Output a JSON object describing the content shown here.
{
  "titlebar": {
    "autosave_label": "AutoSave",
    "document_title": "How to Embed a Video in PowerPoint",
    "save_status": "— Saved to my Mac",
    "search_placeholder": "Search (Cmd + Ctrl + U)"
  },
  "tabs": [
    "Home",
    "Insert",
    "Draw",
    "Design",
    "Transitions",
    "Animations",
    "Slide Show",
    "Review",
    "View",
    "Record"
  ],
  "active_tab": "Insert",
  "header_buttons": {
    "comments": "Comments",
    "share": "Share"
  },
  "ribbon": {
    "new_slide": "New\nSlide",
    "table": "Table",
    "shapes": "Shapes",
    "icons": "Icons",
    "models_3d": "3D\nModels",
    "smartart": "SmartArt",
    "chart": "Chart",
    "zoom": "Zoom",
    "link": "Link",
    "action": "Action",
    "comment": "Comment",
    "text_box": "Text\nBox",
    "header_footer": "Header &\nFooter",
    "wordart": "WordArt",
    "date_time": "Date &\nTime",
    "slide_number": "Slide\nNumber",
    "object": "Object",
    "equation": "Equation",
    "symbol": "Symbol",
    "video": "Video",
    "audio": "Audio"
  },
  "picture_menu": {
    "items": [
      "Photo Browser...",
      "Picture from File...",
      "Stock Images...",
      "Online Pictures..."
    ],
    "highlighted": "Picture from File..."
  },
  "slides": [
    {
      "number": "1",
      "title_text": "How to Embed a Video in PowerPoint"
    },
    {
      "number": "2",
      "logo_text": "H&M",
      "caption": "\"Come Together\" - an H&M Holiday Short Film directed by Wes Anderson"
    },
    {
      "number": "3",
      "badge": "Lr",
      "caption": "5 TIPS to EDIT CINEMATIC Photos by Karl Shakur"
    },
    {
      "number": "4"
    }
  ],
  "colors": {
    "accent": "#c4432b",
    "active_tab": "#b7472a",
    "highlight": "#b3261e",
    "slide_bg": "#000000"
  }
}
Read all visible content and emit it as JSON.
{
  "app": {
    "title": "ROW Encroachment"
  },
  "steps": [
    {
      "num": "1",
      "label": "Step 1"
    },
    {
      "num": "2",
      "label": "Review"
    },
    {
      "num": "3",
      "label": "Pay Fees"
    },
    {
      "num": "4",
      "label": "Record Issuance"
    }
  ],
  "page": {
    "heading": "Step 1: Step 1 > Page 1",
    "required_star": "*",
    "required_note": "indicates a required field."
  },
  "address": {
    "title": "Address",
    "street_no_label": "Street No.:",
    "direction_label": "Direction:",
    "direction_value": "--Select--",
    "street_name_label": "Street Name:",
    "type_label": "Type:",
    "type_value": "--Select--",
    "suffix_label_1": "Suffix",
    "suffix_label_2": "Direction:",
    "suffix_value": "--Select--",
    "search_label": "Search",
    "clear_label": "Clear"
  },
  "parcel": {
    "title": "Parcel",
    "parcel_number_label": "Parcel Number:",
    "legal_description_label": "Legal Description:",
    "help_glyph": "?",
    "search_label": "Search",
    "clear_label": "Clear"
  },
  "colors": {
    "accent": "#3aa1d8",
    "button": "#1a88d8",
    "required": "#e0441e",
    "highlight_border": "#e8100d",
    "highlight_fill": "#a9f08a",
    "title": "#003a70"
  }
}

What needs to be done. Return the entries in full, keeping every line exactly as it is.

Answer to this task.
Output a JSON object describing the content shown here.
{
  "titlebar": {
    "autosave_label": "AutoSave",
    "document_title": "How to Embed a Video in PowerPoint",
    "save_status": "— Saved to my Mac",
    "search_placeholder": "Search (Cmd + Ctrl + U)"
  },
  "tabs": [
    "Home",
    "Insert",
    "Draw",
    "Design",
    "Transitions",
    "Animations",
    "Slide Show",
    "Review",
    "View",
    "Record"
  ],
  "active_tab": "Insert",
  "header_buttons": {
    "comments": "Comments",
    "share": "Share"
  },
  "ribbon": {
    "new_slide": "New\nSlide",
    "table": "Table",
    "shapes": "Shapes",
    "icons": "Icons",
    "models_3d": "3D\nModels",
    "smartart": "SmartArt",
    "chart": "Chart",
    "zoom": "Zoom",
    "link": "Link",
    "action": "Action",
    "comment": "Comment",
    "text_box": "Text\nBox",
    "header_footer": "Header &\nFooter",
    "wordart": "WordArt",
    "date_time": "Date &\nTime",
    "slide_number": "Slide\nNumber",
    "object": "Object",
    "equation": "Equation",
    "symbol": "Symbol",
    "video": "Video",
    "audio": "Audio"
  },
  "picture_menu": {
    "items": [
      "Photo Browser...",
      "Picture from File...",
      "Stock Images...",
      "Online Pictures..."
    ],
    "highlighted": "Picture from File..."
  },
  "slides": [
    {
      "number": "1",
      "title_text": "How to Embed a Video in PowerPoint"
    },
    {
      "number": "2",
      "logo_text": "H&M",
      "caption": "\"Come Together\" - an H&M Holiday Short Film directed by Wes Anderson"
    },
    {
      "number": "3",
      "badge": "Lr",
      "caption": "5 TIPS to EDIT CINEMATIC Photos by Karl Shakur"
    },
    {
      "number": "4"
    }
  ],
  "colors": {
    "accent": "#c4432b",
    "active_tab": "#b7472a",
    "highlight": "#b3261e",
    "slide_bg": "#000000"
  }
}
Read all visible content and emit it as JSON.
{
  "app": {
    "title": "ROW Encroachment"
  },
  "steps": [
    {
      "num": "1",
      "label": "Step 1"
    },
    {
      "num": "2",
      "label": "Review"
    },
    {
      "num": "3",
      "label": "Pay Fees"
    },
    {
      "num": "4",
      "label": "Record Issuance"
    }
  ],
  "page": {
    "heading": "Step 1: Step 1 > Page 1",
    "required_star": "*",
    "required_note": "indicates a required field."
  },
  "address": {
    "title": "Address",
    "street_no_label": "Street No.:",
    "direction_label": "Direction:",
    "direction_value": "--Select--",
    "street_name_label": "Street Name:",
    "type_label": "Type:",
    "type_value": "--Select--",
    "suffix_label_1": "Suffix",
    "suffix_label_2": "Direction:",
    "suffix_value": "--Select--",
    "search_label": "Search",
    "clear_label": "Clear"
  },
  "parcel": {
    "title": "Parcel",
    "parcel_number_label": "Parcel Number:",
    "legal_description_label": "Legal Description:",
    "help_glyph": "?",
    "search_label": "Search",
    "clear_label": "Clear"
  },
  "colors": {
    "accent": "#3aa1d8",
    "button": "#1a88d8",
    "required": "#e0441e",
    "highlight_border": "#e8100d",
    "highlight_fill": "#a9f08a",
    "title": "#003a70"
  }
}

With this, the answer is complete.